Records contained in a dataset
━━━━━━

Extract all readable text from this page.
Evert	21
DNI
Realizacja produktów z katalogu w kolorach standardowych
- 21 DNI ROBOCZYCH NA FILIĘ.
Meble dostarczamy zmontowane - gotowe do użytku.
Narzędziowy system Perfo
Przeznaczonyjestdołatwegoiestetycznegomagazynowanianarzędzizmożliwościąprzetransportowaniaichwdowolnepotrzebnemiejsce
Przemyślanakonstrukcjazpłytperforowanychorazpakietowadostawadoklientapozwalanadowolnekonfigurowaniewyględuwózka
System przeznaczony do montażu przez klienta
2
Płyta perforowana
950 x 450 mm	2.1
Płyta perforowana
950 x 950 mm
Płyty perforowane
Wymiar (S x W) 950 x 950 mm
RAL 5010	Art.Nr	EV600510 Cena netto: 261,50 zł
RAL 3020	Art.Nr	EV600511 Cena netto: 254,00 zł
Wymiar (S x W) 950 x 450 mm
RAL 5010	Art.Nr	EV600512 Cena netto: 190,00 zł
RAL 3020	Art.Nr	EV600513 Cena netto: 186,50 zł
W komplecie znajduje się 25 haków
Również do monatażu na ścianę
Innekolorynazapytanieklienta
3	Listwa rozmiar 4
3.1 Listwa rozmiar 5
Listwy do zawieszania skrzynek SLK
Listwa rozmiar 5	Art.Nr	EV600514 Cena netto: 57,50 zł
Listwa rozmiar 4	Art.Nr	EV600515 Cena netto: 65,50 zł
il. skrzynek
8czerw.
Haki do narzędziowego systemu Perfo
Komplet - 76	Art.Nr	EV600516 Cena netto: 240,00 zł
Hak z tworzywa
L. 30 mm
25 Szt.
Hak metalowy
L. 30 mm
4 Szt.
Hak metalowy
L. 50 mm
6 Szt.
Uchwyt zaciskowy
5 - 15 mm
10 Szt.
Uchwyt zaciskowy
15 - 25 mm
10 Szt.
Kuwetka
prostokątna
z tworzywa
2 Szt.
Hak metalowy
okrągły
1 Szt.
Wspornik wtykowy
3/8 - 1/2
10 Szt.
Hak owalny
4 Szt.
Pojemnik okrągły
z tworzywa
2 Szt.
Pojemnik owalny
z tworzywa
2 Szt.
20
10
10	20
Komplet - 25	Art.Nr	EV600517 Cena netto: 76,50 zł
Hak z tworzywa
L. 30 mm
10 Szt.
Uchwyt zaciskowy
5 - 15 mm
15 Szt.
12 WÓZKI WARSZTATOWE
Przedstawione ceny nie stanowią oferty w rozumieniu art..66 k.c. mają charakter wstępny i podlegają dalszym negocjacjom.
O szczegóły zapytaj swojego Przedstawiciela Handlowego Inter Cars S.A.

━━━━━━

**TASK PROMPT**
Write down the full listing again, exactly.

**OUTPUT BELOW**
Extract all readable text from this page.
Evert	21
DNI
Realizacja produktów z katalogu w kolorach standardowych
- 21 DNI ROBOCZYCH NA FILIĘ.
Meble dostarczamy zmontowane - gotowe do użytku.
Narzędziowy system Perfo
Przeznaczonyjestdołatwegoiestetycznegomagazynowanianarzędzizmożliwościąprzetransportowaniaichwdowolnepotrzebnemiejsce
Przemyślanakonstrukcjazpłytperforowanychorazpakietowadostawadoklientapozwalanadowolnekonfigurowaniewyględuwózka
System przeznaczony do montażu przez klienta
2
Płyta perforowana
950 x 450 mm	2.1
Płyta perforowana
950 x 950 mm
Płyty perforowane
Wymiar (S x W) 950 x 950 mm
RAL 5010	Art.Nr	EV600510 Cena netto: 261,50 zł
RAL 3020	Art.Nr	EV600511 Cena netto: 254,00 zł
Wymiar (S x W) 950 x 450 mm
RAL 5010	Art.Nr	EV600512 Cena netto: 190,00 zł
RAL 3020	Art.Nr	EV600513 Cena netto: 186,50 zł
W komplecie znajduje się 25 haków
Również do monatażu na ścianę
Innekolorynazapytanieklienta
3	Listwa rozmiar 4
3.1 Listwa rozmiar 5
Listwy do zawieszania skrzynek SLK
Listwa rozmiar 5	Art.Nr	EV600514 Cena netto: 57,50 zł
Listwa rozmiar 4	Art.Nr	EV600515 Cena netto: 65,50 zł
il. skrzynek
8czerw.
Haki do narzędziowego systemu Perfo
Komplet - 76	Art.Nr	EV600516 Cena netto: 240,00 zł
Hak z tworzywa
L. 30 mm
25 Szt.
Hak metalowy
L. 30 mm
4 Szt.
Hak metalowy
L. 50 mm
6 Szt.
Uchwyt zaciskowy
5 - 15 mm
10 Szt.
Uchwyt zaciskowy
15 - 25 mm
10 Szt.
Kuwetka
prostokątna
z tworzywa
2 Szt.
Hak metalowy
okrągły
1 Szt.
Wspornik wtykowy
3/8 - 1/2
10 Szt.
Hak owalny
4 Szt.
Pojemnik okrągły
z tworzywa
2 Szt.
Pojemnik owalny
z tworzywa
2 Szt.
20
10
10	20
Komplet - 25	Art.Nr	EV600517 Cena netto: 76,50 zł
Hak z tworzywa
L. 30 mm
10 Szt.
Uchwyt zaciskowy
5 - 15 mm
15 Szt.
12 WÓZKI WARSZTATOWE
Przedstawione ceny nie stanowią oferty w rozumieniu art..66 k.c. mają charakter wstępny i podlegają dalszym negocjacjom.
O szczegóły zapytaj swojego Przedstawiciela Handlowego Inter Cars S.A.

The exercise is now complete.